== Set problem ==
Skip the pictures. Reproduce all other material exactly.

== Listed entries ==

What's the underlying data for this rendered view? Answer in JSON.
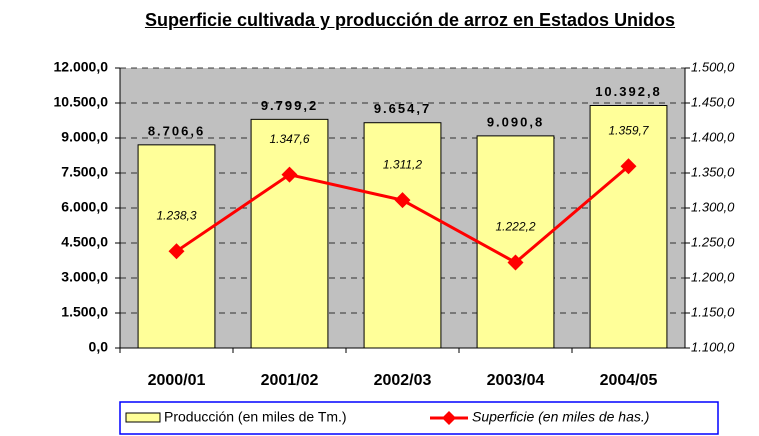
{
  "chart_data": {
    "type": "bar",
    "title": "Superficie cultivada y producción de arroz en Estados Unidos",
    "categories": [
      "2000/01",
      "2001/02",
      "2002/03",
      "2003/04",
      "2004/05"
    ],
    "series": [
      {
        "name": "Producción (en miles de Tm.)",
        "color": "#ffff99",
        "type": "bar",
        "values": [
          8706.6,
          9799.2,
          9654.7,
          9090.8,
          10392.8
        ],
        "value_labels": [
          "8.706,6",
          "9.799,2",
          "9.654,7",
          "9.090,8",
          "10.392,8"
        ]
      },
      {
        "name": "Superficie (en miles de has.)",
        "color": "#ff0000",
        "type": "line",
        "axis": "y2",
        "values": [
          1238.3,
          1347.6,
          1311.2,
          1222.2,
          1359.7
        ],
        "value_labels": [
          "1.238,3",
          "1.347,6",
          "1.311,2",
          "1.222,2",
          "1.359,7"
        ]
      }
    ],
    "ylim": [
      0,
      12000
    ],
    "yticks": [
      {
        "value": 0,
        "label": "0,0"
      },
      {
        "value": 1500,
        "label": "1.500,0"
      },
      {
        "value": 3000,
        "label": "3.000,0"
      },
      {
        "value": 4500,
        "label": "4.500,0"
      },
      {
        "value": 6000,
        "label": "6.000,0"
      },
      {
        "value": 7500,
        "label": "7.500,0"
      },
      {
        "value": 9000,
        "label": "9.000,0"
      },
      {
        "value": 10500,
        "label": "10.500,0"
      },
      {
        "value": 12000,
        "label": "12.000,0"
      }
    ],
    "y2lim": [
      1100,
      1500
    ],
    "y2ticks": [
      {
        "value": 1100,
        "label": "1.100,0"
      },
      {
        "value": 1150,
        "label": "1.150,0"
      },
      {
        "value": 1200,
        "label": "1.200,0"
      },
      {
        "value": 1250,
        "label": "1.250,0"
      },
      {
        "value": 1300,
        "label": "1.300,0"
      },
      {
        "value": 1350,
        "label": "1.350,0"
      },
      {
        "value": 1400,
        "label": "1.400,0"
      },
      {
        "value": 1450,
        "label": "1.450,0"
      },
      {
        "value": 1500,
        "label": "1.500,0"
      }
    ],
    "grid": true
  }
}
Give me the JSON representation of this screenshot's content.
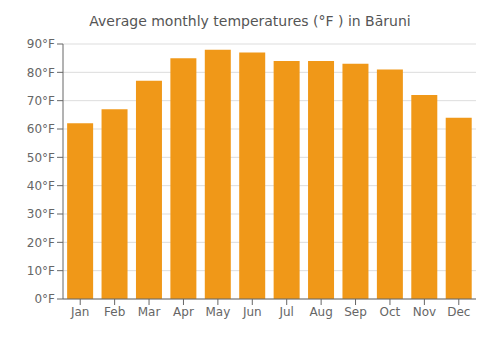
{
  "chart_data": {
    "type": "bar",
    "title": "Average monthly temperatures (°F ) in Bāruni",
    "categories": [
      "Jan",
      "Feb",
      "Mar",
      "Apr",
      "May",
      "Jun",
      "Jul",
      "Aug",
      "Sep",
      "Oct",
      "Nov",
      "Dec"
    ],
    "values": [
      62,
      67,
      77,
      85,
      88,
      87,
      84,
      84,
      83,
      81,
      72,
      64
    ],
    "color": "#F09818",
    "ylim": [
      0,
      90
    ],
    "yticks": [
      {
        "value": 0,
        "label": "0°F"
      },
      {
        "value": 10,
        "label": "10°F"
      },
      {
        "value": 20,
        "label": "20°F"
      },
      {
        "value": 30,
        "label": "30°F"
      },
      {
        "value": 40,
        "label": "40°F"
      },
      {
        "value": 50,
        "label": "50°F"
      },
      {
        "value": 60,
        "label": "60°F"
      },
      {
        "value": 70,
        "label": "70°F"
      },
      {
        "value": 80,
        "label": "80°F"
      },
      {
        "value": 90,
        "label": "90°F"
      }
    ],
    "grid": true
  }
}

== Task answer ==
What's the underlying data for this rendered view? Answer in JSON.
{
  "chart_data": {
    "type": "bar",
    "title": "Superficie cultivada y producción de arroz en Estados Unidos",
    "categories": [
      "2000/01",
      "2001/02",
      "2002/03",
      "2003/04",
      "2004/05"
    ],
    "series": [
      {
        "name": "Producción (en miles de Tm.)",
        "color": "#ffff99",
        "type": "bar",
        "values": [
          8706.6,
          9799.2,
          9654.7,
          9090.8,
          10392.8
        ],
        "value_labels": [
          "8.706,6",
          "9.799,2",
          "9.654,7",
          "9.090,8",
          "10.392,8"
        ]
      },
      {
        "name": "Superficie (en miles de has.)",
        "color": "#ff0000",
        "type": "line",
        "axis": "y2",
        "values": [
          1238.3,
          1347.6,
          1311.2,
          1222.2,
          1359.7
        ],
        "value_labels": [
          "1.238,3",
          "1.347,6",
          "1.311,2",
          "1.222,2",
          "1.359,7"
        ]
      }
    ],
    "ylim": [
      0,
      12000
    ],
    "yticks": [
      {
        "value": 0,
        "label": "0,0"
      },
      {
        "value": 1500,
        "label": "1.500,0"
      },
      {
        "value": 3000,
        "label": "3.000,0"
      },
      {
        "value": 4500,
        "label": "4.500,0"
      },
      {
        "value": 6000,
        "label": "6.000,0"
      },
      {
        "value": 7500,
        "label": "7.500,0"
      },
      {
        "value": 9000,
        "label": "9.000,0"
      },
      {
        "value": 10500,
        "label": "10.500,0"
      },
      {
        "value": 12000,
        "label": "12.000,0"
      }
    ],
    "y2lim": [
      1100,
      1500
    ],
    "y2ticks": [
      {
        "value": 1100,
        "label": "1.100,0"
      },
      {
        "value": 1150,
        "label": "1.150,0"
      },
      {
        "value": 1200,
        "label": "1.200,0"
      },
      {
        "value": 1250,
        "label": "1.250,0"
      },
      {
        "value": 1300,
        "label": "1.300,0"
      },
      {
        "value": 1350,
        "label": "1.350,0"
      },
      {
        "value": 1400,
        "label": "1.400,0"
      },
      {
        "value": 1450,
        "label": "1.450,0"
      },
      {
        "value": 1500,
        "label": "1.500,0"
      }
    ],
    "grid": true
  }
}
Give me the JSON representation of this screenshot's content.
{
  "chart_data": {
    "type": "bar",
    "title": "Average monthly temperatures (°F ) in Bāruni",
    "categories": [
      "Jan",
      "Feb",
      "Mar",
      "Apr",
      "May",
      "Jun",
      "Jul",
      "Aug",
      "Sep",
      "Oct",
      "Nov",
      "Dec"
    ],
    "values": [
      62,
      67,
      77,
      85,
      88,
      87,
      84,
      84,
      83,
      81,
      72,
      64
    ],
    "color": "#F09818",
    "ylim": [
      0,
      90
    ],
    "yticks": [
      {
        "value": 0,
        "label": "0°F"
      },
      {
        "value": 10,
        "label": "10°F"
      },
      {
        "value": 20,
        "label": "20°F"
      },
      {
        "value": 30,
        "label": "30°F"
      },
      {
        "value": 40,
        "label": "40°F"
      },
      {
        "value": 50,
        "label": "50°F"
      },
      {
        "value": 60,
        "label": "60°F"
      },
      {
        "value": 70,
        "label": "70°F"
      },
      {
        "value": 80,
        "label": "80°F"
      },
      {
        "value": 90,
        "label": "90°F"
      }
    ],
    "grid": true
  }
}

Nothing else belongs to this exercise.